-------- Working data

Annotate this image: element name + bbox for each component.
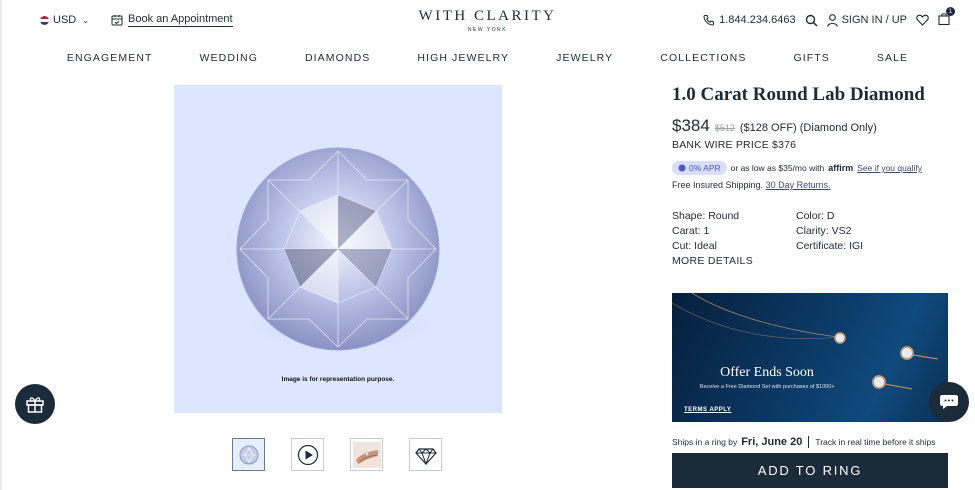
spec-color: Color: D [796,210,835,222]
spec-cut: Cut: Ideal [672,240,717,252]
chat-fab-button[interactable] [929,382,969,422]
header-tools: 1.844.234.6463 SIGN IN / UP 1 [703,7,955,28]
gift-icon [26,397,44,413]
affirm-tag-icon [678,164,686,172]
thumb-diamond-outline[interactable] [409,438,442,471]
product-main-image[interactable]: Image is for representation purpose. [174,85,502,413]
product-title: 1.0 Carat Round Lab Diamond [672,84,925,105]
phone-icon [703,15,715,26]
promo-subtitle: Receive a Free Diamond Set with purchase… [699,384,835,390]
heart-icon[interactable] [916,14,929,26]
thumb-video[interactable] [291,438,324,471]
shipping-info: Free Insured Shipping. 30 Day Returns. [672,180,957,190]
search-icon[interactable] [805,14,818,27]
cart-count-badge: 1 [946,7,955,16]
main-nav: ENGAGEMENT WEDDING DIAMONDS HIGH JEWELRY… [0,52,975,64]
apr-badge: 0% APR [672,161,727,175]
diamond-outline-icon [414,447,437,465]
phone-link[interactable]: 1.844.234.6463 [703,14,796,26]
nav-item-diamonds[interactable]: DIAMONDS [305,52,370,64]
nav-item-wedding[interactable]: WEDDING [200,52,258,64]
top-bar: USD ⌄ Book an Appointment WITH CLARITY N… [0,0,975,44]
divider [808,436,810,448]
image-caption: Image is for representation purpose. [281,376,395,383]
add-to-ring-button[interactable]: ADD TO RING [672,453,948,488]
spec-carat: Carat: 1 [672,225,710,237]
discount-note: ($128 OFF) (Diamond Only) [739,122,877,134]
spec-certificate: Certificate: IGI [796,240,864,252]
chat-icon [940,395,958,409]
spec-shape: Shape: Round [672,210,740,222]
nav-item-engagement[interactable]: ENGAGEMENT [67,52,153,64]
diamond-image [235,147,445,353]
more-details-link[interactable]: MORE DETAILS [672,255,957,267]
shipping-text: Free Insured Shipping. [672,180,764,190]
sale-price: $384 [672,116,710,135]
spec-clarity: Clarity: VS2 [796,225,852,237]
thumb-diamond[interactable] [232,438,265,471]
jewelry-banner-image [672,293,939,390]
page-left-edge [0,0,2,490]
nav-item-high-jewelry[interactable]: HIGH JEWELRY [417,52,509,64]
gift-fab-button[interactable] [15,384,55,424]
nav-item-gifts[interactable]: GIFTS [793,52,829,64]
returns-link[interactable]: 30 Day Returns. [766,180,831,190]
price-row: $384 $512 ($128 OFF) (Diamond Only) [672,116,957,136]
promo-title: Offer Ends Soon [720,365,814,380]
nav-item-sale[interactable]: SALE [877,52,908,64]
affirm-text: or as low as $35/mo with [730,163,825,173]
affirm-qualify-link[interactable]: See if you qualify [857,163,922,173]
play-icon [297,444,318,465]
ship-date: Fri, June 20 [741,436,803,448]
ship-prefix: Ships in a ring by [672,437,738,447]
hand-ring-thumb-icon [352,441,381,468]
ship-in-ring-info: Ships in a ring by Fri, June 20 Track in… [672,436,962,448]
affirm-logo: affirm [828,163,854,173]
thumbnail-strip [232,438,442,471]
product-details: 1.0 Carat Round Lab Diamond $384 $512 ($… [672,84,957,267]
phone-number: 1.844.234.6463 [719,14,796,26]
diamond-thumb-icon [239,445,258,464]
nav-item-collections[interactable]: COLLECTIONS [660,52,746,64]
track-text: Track in real time before it ships [815,437,936,447]
thumb-hand-ring[interactable] [350,438,383,471]
apr-badge-label: 0% APR [689,163,721,173]
bank-wire-price: BANK WIRE PRICE $376 [672,139,797,151]
specs-grid: Shape: Round Color: D Carat: 1 Clarity: … [672,210,957,252]
promo-terms-link[interactable]: TERMS APPLY [684,407,731,413]
promo-banner[interactable]: Offer Ends Soon Receive a Free Diamond S… [672,293,948,422]
signin-link[interactable]: SIGN IN / UP [826,13,907,27]
nav-item-jewelry[interactable]: JEWELRY [556,52,613,64]
original-price: $512 [714,123,735,133]
user-icon [826,13,838,27]
cart-button[interactable]: 1 [938,7,955,28]
signin-label: SIGN IN / UP [841,14,907,26]
affirm-financing: 0% APR or as low as $35/mo with affirm S… [672,161,957,175]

----------------

Write out every line of the listing above word for word, with nothing changed. Leave out the picture.

◆ Correct answer ◆
Annotate this image: element name + bbox for each component.
spec-color: Color: D [796,210,835,222]
spec-cut: Cut: Ideal [672,240,717,252]
chat-fab-button[interactable] [929,382,969,422]
header-tools: 1.844.234.6463 SIGN IN / UP 1 [703,7,955,28]
gift-icon [26,397,44,413]
affirm-tag-icon [678,164,686,172]
thumb-diamond-outline[interactable] [409,438,442,471]
product-main-image[interactable]: Image is for representation purpose. [174,85,502,413]
product-title: 1.0 Carat Round Lab Diamond [672,84,925,105]
phone-icon [703,15,715,26]
promo-subtitle: Receive a Free Diamond Set with purchase… [699,384,835,390]
heart-icon[interactable] [916,14,929,26]
thumb-video[interactable] [291,438,324,471]
shipping-info: Free Insured Shipping. 30 Day Returns. [672,180,957,190]
search-icon[interactable] [805,14,818,27]
cart-count-badge: 1 [946,7,955,16]
main-nav: ENGAGEMENT WEDDING DIAMONDS HIGH JEWELRY… [0,52,975,64]
apr-badge: 0% APR [672,161,727,175]
diamond-outline-icon [414,447,437,465]
phone-link[interactable]: 1.844.234.6463 [703,14,796,26]
nav-item-diamonds[interactable]: DIAMONDS [305,52,370,64]
nav-item-wedding[interactable]: WEDDING [200,52,258,64]
top-bar: USD ⌄ Book an Appointment WITH CLARITY N… [0,0,975,44]
divider [808,436,810,448]
image-caption: Image is for representation purpose. [281,376,395,383]
add-to-ring-button[interactable]: ADD TO RING [672,453,948,488]
spec-carat: Carat: 1 [672,225,710,237]
discount-note: ($128 OFF) (Diamond Only) [739,122,877,134]
spec-certificate: Certificate: IGI [796,240,864,252]
chat-icon [940,395,958,409]
spec-shape: Shape: Round [672,210,740,222]
nav-item-engagement[interactable]: ENGAGEMENT [67,52,153,64]
diamond-image [235,147,445,353]
more-details-link[interactable]: MORE DETAILS [672,255,957,267]
shipping-text: Free Insured Shipping. [672,180,764,190]
sale-price: $384 [672,116,710,135]
spec-clarity: Clarity: VS2 [796,225,852,237]
thumb-diamond[interactable] [232,438,265,471]
jewelry-banner-image [672,293,939,390]
page-left-edge [0,0,2,490]
nav-item-high-jewelry[interactable]: HIGH JEWELRY [417,52,509,64]
gift-fab-button[interactable] [15,384,55,424]
nav-item-gifts[interactable]: GIFTS [793,52,829,64]
returns-link[interactable]: 30 Day Returns. [766,180,831,190]
price-row: $384 $512 ($128 OFF) (Diamond Only) [672,116,957,136]
promo-title: Offer Ends Soon [720,365,814,380]
nav-item-sale[interactable]: SALE [877,52,908,64]
affirm-text: or as low as $35/mo with [730,163,825,173]
affirm-qualify-link[interactable]: See if you qualify [857,163,922,173]
play-icon [297,444,318,465]
ship-date: Fri, June 20 [741,436,803,448]
ship-prefix: Ships in a ring by [672,437,738,447]
hand-ring-thumb-icon [352,441,381,468]
ship-in-ring-info: Ships in a ring by Fri, June 20 Track in… [672,436,962,448]
affirm-logo: affirm [828,163,854,173]
thumbnail-strip [232,438,442,471]
product-details: 1.0 Carat Round Lab Diamond $384 $512 ($… [672,84,957,267]
phone-number: 1.844.234.6463 [719,14,796,26]
diamond-thumb-icon [239,445,258,464]
nav-item-collections[interactable]: COLLECTIONS [660,52,746,64]
track-text: Track in real time before it ships [815,437,936,447]
thumb-hand-ring[interactable] [350,438,383,471]
apr-badge-label: 0% APR [689,163,721,173]
bank-wire-price: BANK WIRE PRICE $376 [672,139,797,151]
specs-grid: Shape: Round Color: D Carat: 1 Clarity: … [672,210,957,252]
promo-terms-link[interactable]: TERMS APPLY [684,407,731,413]
promo-banner[interactable]: Offer Ends Soon Receive a Free Diamond S… [672,293,948,422]
signin-link[interactable]: SIGN IN / UP [826,13,907,27]
nav-item-jewelry[interactable]: JEWELRY [556,52,613,64]
original-price: $512 [714,123,735,133]
user-icon [826,13,838,27]
cart-button[interactable]: 1 [938,7,955,28]
signin-label: SIGN IN / UP [841,14,907,26]
affirm-financing: 0% APR or as low as $35/mo with affirm S… [672,161,957,175]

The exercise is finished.